Data records:
◇ ◇ ◇ ◇ ◇ ◇ ◇

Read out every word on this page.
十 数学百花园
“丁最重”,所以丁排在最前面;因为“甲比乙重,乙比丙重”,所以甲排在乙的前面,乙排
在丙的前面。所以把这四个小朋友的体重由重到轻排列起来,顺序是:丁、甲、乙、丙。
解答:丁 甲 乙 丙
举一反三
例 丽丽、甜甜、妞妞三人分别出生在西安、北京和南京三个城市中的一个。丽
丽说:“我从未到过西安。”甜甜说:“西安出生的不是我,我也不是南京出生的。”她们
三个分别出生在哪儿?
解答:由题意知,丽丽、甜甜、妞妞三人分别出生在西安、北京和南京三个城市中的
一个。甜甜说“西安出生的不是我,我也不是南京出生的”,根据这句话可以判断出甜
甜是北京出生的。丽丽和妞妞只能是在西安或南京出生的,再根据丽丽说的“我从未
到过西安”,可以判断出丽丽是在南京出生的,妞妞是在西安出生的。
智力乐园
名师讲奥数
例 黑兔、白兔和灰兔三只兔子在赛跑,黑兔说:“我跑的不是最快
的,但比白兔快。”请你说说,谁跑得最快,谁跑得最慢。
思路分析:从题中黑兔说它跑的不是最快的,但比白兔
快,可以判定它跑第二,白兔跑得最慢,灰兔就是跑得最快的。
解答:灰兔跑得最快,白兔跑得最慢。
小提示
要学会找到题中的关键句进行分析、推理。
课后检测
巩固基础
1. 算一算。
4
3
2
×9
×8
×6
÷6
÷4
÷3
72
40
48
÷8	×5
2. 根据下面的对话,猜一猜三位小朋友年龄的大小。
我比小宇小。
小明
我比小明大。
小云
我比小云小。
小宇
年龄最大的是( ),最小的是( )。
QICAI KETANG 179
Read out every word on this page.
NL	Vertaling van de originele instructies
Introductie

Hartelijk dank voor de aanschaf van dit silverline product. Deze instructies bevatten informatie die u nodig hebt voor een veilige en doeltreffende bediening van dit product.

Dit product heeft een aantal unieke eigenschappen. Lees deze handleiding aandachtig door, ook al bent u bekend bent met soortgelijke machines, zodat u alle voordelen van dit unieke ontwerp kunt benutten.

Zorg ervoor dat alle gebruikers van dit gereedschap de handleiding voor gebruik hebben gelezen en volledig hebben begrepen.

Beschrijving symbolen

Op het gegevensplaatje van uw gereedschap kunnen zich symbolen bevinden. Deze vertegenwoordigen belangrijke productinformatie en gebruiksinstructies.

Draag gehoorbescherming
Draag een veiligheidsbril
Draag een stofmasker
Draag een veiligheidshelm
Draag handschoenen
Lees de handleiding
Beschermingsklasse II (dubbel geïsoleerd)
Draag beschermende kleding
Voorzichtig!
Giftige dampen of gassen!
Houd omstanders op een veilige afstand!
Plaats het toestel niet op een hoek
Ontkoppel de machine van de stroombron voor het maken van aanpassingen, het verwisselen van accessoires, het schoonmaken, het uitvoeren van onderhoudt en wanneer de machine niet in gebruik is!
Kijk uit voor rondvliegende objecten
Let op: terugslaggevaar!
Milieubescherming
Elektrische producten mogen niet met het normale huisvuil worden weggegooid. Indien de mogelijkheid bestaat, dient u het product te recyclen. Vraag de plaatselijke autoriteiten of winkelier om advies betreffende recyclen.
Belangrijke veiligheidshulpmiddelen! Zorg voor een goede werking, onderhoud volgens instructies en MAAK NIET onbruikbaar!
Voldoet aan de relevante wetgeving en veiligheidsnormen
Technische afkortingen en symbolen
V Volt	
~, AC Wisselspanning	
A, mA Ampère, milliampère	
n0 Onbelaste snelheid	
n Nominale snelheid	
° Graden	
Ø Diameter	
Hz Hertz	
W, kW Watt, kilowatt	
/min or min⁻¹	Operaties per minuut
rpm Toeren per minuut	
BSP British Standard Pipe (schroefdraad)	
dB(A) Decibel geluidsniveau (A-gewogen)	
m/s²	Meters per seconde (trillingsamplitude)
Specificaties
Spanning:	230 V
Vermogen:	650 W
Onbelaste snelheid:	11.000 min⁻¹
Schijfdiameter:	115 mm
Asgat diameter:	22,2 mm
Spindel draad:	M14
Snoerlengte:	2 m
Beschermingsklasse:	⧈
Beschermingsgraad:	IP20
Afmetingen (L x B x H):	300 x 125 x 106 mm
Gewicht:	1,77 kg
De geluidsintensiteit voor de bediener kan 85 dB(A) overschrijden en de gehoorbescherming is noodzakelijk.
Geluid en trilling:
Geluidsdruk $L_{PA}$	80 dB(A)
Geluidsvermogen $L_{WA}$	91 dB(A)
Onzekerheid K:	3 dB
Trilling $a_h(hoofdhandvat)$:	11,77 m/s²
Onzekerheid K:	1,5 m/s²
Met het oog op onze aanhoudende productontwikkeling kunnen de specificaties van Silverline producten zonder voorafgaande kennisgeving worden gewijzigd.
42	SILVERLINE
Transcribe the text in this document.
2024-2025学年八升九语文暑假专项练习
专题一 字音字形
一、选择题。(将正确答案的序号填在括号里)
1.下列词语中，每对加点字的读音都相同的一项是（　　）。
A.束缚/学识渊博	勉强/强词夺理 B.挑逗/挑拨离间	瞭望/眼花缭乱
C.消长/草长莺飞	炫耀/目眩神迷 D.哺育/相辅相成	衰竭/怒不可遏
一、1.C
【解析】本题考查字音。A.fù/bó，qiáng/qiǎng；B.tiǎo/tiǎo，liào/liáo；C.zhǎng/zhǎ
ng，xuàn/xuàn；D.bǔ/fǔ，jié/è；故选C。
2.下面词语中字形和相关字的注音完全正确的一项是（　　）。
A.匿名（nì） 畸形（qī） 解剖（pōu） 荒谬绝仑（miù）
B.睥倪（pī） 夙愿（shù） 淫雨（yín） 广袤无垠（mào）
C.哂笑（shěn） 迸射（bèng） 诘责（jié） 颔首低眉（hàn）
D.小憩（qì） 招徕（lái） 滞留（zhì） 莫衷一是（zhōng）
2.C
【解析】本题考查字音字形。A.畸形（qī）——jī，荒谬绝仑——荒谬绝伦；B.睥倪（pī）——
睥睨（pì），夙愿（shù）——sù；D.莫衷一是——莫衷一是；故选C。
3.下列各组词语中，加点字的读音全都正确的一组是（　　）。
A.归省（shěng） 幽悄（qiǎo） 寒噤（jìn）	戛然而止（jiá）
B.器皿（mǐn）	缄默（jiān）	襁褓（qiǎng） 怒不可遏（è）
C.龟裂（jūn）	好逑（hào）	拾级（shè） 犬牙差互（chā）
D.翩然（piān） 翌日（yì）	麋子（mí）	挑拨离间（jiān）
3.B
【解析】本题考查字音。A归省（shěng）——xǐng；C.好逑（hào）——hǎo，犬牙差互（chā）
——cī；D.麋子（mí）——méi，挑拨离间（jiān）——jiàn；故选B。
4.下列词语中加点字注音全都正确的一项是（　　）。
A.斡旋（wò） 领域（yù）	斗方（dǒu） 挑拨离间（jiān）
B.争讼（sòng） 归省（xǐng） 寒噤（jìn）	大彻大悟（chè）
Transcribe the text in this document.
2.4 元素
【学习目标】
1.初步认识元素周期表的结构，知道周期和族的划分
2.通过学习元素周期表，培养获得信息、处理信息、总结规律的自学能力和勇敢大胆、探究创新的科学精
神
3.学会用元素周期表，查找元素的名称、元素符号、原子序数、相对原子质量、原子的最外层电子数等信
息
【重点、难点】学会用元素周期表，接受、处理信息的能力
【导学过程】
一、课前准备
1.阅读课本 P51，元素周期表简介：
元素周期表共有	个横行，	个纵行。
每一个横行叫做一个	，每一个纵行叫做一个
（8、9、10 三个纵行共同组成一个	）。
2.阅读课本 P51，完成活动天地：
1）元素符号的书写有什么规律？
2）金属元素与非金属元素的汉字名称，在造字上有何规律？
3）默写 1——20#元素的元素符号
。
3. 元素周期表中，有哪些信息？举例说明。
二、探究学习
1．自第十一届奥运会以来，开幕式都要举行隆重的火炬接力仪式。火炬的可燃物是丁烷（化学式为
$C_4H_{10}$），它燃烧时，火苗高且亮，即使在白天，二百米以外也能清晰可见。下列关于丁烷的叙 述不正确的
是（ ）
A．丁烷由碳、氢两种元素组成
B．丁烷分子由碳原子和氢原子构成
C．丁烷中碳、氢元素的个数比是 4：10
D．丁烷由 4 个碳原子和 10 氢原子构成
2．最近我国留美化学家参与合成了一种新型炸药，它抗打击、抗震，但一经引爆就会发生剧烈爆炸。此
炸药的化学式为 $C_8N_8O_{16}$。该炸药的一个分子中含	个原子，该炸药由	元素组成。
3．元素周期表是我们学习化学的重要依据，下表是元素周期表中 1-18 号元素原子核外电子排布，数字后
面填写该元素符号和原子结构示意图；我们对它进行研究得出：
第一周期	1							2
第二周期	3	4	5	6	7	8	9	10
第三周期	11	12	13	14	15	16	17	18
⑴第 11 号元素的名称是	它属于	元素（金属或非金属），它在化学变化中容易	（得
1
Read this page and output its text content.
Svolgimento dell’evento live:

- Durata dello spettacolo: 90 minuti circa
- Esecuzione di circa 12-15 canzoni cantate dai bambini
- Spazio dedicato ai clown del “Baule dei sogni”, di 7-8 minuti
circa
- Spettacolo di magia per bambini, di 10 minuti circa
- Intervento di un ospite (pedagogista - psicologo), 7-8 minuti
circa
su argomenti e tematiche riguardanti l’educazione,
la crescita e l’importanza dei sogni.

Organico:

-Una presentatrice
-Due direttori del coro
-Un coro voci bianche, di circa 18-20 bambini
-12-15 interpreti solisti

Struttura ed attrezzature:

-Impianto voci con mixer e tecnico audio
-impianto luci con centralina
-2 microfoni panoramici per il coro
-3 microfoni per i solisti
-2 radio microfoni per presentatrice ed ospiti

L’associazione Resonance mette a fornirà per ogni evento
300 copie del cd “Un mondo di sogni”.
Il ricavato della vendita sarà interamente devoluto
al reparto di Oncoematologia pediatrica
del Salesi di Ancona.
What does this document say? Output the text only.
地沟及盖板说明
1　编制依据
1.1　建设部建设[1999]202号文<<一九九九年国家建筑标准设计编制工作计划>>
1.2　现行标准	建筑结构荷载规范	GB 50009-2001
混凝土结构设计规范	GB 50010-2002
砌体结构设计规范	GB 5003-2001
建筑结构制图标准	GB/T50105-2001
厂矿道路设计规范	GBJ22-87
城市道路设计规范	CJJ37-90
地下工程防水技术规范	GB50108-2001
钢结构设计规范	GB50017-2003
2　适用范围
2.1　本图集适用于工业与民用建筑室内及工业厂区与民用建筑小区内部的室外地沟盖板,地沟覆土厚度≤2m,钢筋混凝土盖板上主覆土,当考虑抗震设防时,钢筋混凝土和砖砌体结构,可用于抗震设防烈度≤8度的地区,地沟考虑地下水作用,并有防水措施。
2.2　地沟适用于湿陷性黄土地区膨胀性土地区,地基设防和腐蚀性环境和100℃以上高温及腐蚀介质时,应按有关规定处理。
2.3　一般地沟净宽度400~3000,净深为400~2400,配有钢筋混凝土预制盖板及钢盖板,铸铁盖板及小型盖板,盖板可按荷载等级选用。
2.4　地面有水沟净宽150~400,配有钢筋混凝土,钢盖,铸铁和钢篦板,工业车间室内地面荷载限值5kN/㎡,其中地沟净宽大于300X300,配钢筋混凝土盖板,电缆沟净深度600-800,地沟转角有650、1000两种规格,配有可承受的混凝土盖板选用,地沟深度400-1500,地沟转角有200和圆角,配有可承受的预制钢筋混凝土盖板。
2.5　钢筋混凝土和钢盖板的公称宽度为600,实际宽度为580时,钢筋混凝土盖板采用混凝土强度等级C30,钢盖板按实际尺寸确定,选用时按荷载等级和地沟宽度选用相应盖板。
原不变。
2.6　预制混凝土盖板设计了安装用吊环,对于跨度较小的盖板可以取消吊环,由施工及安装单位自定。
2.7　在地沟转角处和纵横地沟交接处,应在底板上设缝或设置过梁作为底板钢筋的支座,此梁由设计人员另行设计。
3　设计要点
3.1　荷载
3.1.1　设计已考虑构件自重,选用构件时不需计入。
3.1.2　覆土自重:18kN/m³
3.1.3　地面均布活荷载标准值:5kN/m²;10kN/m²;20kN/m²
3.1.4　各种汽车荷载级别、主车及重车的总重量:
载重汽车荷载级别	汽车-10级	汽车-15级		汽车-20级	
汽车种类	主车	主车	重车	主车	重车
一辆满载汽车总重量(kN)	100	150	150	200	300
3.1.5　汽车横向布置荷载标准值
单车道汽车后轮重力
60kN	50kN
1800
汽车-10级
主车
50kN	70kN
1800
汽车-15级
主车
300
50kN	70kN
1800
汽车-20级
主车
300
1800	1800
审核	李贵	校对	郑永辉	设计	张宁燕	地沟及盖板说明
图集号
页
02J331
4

◇ ◇ ◇ ◇ ◇ ◇ ◇

Work instructions.
Write only the number of lines in the data above that include "microfoni".

Finished exercise.
3